Stored items from a collection
• • • •

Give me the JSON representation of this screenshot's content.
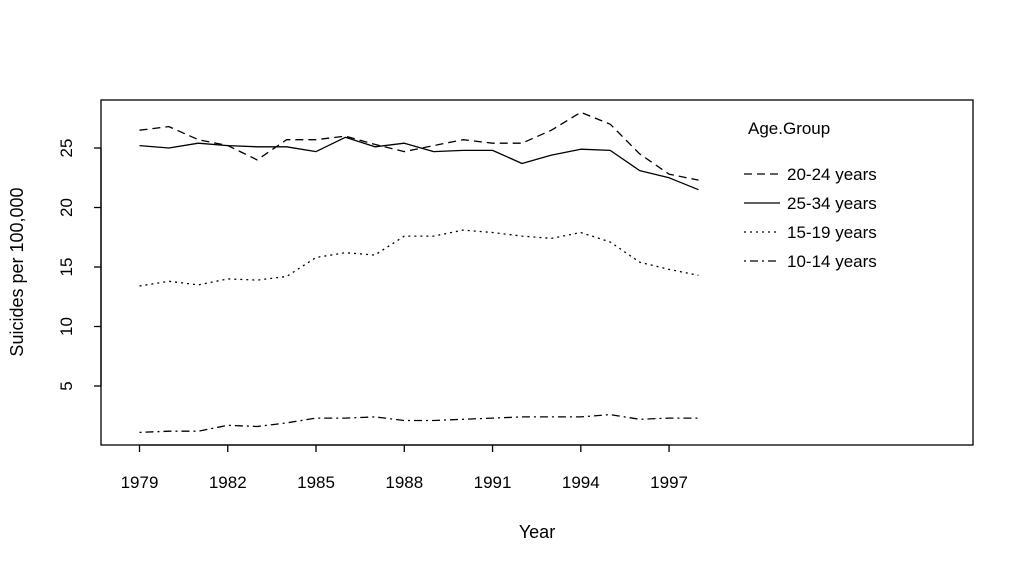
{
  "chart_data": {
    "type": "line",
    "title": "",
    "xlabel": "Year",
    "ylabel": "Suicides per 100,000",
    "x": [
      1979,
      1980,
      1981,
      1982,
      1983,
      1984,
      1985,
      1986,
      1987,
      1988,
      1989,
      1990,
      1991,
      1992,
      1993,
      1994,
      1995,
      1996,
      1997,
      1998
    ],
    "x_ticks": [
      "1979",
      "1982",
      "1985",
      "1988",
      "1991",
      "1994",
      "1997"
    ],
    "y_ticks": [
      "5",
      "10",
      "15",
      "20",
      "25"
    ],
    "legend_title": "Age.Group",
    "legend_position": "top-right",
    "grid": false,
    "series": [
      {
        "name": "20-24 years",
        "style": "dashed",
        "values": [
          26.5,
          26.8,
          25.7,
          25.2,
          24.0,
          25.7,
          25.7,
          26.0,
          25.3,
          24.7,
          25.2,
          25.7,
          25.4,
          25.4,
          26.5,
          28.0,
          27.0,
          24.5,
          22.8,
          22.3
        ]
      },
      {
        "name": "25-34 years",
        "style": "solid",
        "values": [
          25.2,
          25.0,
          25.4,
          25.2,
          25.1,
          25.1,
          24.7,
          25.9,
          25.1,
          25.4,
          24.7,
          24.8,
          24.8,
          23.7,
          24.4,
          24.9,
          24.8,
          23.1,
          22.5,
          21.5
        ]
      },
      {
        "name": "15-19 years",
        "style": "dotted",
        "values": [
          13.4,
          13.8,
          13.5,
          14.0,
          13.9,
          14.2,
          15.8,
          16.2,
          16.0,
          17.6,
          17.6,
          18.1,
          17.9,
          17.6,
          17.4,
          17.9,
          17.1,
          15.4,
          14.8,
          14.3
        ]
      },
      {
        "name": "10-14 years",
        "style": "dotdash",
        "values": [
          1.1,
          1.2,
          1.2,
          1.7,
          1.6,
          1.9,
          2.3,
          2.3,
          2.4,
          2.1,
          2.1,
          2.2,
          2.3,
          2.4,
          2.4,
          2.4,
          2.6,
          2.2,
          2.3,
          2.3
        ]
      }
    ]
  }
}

• • • •

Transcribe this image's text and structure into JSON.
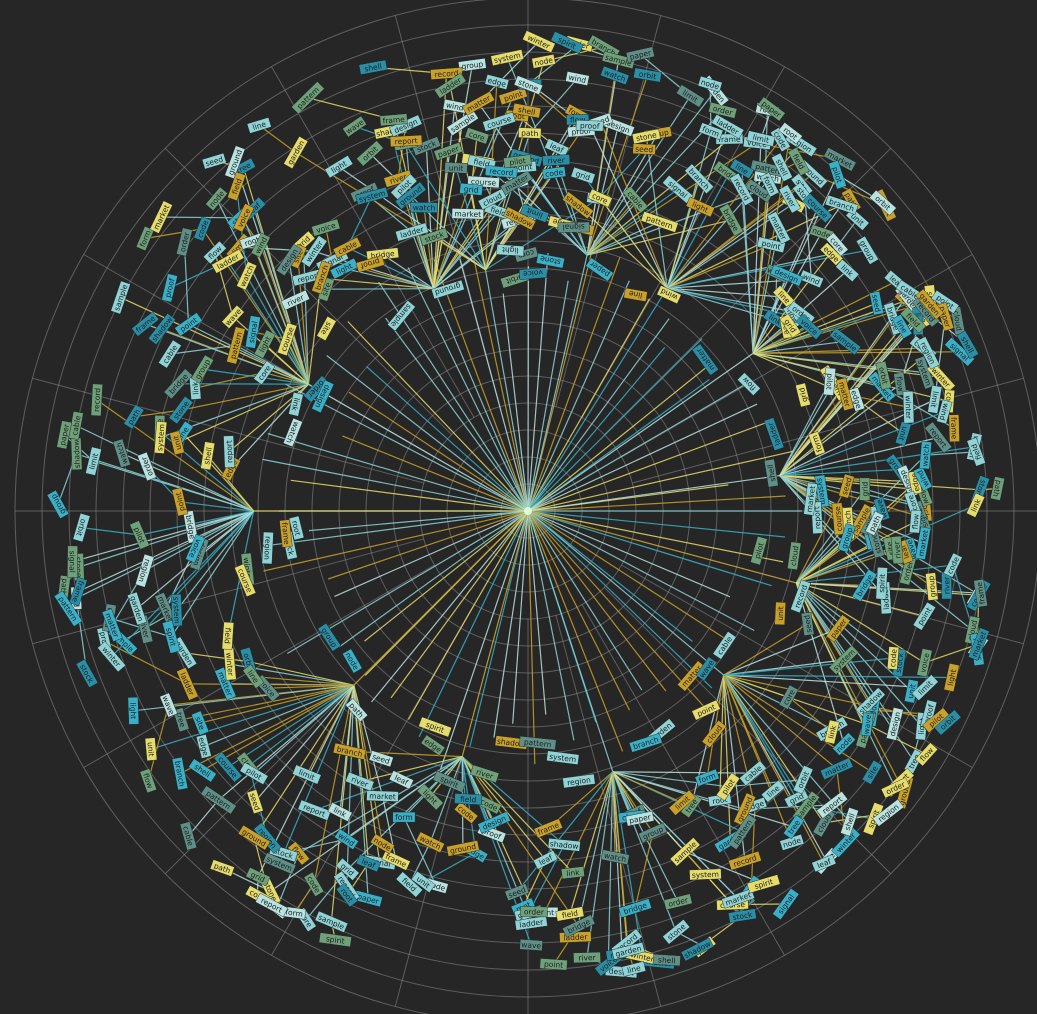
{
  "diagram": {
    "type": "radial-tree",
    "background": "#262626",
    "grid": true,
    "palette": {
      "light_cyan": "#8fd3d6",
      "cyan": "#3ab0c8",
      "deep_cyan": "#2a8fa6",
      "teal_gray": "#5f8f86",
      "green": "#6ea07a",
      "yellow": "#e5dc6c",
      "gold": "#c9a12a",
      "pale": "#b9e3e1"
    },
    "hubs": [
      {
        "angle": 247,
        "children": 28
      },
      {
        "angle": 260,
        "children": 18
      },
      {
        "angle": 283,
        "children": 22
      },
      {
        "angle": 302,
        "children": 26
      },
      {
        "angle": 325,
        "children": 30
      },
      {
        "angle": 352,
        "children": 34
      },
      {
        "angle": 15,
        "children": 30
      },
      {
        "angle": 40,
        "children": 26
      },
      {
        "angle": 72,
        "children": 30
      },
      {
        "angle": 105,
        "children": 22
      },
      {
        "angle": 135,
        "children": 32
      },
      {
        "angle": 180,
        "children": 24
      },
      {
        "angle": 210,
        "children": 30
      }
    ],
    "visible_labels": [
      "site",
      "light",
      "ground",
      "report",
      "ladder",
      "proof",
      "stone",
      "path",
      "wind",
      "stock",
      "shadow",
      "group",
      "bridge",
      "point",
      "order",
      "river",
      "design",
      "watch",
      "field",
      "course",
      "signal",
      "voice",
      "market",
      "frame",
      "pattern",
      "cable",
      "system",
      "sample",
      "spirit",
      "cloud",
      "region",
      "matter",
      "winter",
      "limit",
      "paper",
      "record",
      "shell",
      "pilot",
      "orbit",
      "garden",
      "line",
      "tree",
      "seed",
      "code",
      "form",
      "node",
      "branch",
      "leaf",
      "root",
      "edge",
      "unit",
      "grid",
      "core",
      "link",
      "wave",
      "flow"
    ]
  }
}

• • • •

### Task prompt
List every line from the entries above in which "style" appears.

### Completed task
        "style": "dashed",
        "style": "solid",
        "style": "dotted",
        "style": "dotdash",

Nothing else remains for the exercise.